* Requirements *
Some lines in the listing below may include the string "corrosion". How many are there? Give only the number.

* Stored records *

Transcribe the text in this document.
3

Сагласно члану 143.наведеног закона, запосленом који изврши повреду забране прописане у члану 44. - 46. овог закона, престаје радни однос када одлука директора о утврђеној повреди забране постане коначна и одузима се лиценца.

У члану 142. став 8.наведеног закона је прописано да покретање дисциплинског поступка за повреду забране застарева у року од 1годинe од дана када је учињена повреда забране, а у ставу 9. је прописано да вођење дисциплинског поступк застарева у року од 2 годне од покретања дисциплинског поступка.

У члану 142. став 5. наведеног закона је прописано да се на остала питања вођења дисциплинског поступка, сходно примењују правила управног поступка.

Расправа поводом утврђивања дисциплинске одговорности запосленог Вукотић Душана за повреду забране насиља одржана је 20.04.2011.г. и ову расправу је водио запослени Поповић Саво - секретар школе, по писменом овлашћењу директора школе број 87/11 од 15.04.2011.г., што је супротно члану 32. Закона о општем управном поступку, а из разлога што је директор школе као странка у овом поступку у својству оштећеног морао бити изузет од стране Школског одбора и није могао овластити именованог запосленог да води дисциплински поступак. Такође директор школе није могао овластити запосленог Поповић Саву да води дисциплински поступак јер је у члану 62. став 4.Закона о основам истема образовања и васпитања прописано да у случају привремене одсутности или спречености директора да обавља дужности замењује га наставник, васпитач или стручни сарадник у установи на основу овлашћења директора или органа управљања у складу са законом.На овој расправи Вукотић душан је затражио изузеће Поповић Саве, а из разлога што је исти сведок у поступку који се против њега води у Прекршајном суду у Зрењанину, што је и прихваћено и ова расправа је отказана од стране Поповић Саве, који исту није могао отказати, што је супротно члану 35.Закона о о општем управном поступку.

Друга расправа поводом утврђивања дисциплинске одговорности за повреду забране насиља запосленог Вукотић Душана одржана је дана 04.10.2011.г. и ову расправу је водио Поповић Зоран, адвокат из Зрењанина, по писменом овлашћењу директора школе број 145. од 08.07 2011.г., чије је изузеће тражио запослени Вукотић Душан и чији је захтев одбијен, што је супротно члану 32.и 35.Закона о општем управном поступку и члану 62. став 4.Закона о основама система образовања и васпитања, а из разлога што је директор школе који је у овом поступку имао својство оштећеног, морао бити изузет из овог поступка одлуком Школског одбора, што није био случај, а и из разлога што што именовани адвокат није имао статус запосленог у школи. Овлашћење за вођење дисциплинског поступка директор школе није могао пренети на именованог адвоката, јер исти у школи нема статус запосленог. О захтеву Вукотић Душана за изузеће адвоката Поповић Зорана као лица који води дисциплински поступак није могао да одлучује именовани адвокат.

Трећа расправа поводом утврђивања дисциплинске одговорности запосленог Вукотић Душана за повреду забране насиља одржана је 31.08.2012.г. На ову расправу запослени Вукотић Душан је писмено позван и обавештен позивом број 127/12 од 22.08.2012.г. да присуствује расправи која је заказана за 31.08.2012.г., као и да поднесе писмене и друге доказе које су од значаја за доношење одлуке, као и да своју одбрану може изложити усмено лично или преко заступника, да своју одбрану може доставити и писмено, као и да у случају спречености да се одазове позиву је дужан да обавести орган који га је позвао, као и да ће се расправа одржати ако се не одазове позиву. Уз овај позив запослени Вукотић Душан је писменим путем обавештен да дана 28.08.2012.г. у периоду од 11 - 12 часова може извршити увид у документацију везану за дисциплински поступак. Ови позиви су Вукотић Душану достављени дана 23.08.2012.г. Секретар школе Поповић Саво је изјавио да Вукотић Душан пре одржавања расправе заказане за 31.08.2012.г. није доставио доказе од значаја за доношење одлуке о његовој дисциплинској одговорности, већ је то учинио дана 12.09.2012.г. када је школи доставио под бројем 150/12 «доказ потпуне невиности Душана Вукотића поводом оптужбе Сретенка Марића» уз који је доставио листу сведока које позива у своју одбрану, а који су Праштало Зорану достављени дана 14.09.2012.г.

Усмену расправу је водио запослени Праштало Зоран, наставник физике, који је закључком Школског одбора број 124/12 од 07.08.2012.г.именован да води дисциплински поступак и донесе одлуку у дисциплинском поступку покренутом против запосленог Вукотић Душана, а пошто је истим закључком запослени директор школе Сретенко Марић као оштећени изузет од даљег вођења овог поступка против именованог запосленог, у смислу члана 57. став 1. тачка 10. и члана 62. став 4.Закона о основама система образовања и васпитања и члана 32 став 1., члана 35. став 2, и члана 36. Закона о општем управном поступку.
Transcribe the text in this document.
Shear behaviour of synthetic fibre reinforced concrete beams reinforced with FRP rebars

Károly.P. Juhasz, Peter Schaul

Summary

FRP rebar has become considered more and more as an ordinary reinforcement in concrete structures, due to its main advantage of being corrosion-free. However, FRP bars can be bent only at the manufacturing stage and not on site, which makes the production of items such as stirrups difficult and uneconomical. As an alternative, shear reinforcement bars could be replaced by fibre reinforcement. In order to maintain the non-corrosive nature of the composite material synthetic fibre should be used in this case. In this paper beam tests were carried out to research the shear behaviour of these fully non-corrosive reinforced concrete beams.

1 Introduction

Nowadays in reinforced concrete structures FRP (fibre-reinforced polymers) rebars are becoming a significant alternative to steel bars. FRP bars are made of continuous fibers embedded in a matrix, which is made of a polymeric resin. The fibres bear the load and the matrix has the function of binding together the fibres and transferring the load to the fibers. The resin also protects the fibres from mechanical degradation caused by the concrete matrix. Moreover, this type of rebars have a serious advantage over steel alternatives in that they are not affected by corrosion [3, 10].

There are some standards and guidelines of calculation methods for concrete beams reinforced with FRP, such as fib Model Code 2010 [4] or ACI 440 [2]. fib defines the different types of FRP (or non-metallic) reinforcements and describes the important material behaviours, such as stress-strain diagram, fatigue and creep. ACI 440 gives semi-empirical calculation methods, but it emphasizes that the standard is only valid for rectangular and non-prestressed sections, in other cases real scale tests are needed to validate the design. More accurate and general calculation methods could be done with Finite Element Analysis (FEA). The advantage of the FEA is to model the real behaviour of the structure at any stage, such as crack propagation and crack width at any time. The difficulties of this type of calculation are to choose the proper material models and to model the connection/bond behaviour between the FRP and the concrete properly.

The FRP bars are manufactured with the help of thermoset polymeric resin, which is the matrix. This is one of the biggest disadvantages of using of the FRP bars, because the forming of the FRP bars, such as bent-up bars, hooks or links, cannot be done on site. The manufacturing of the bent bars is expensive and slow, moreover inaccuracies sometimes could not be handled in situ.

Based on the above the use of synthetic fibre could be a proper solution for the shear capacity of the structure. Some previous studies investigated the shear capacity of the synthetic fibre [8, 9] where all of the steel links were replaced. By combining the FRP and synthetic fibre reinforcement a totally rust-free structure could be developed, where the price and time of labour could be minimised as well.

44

* Response below *
2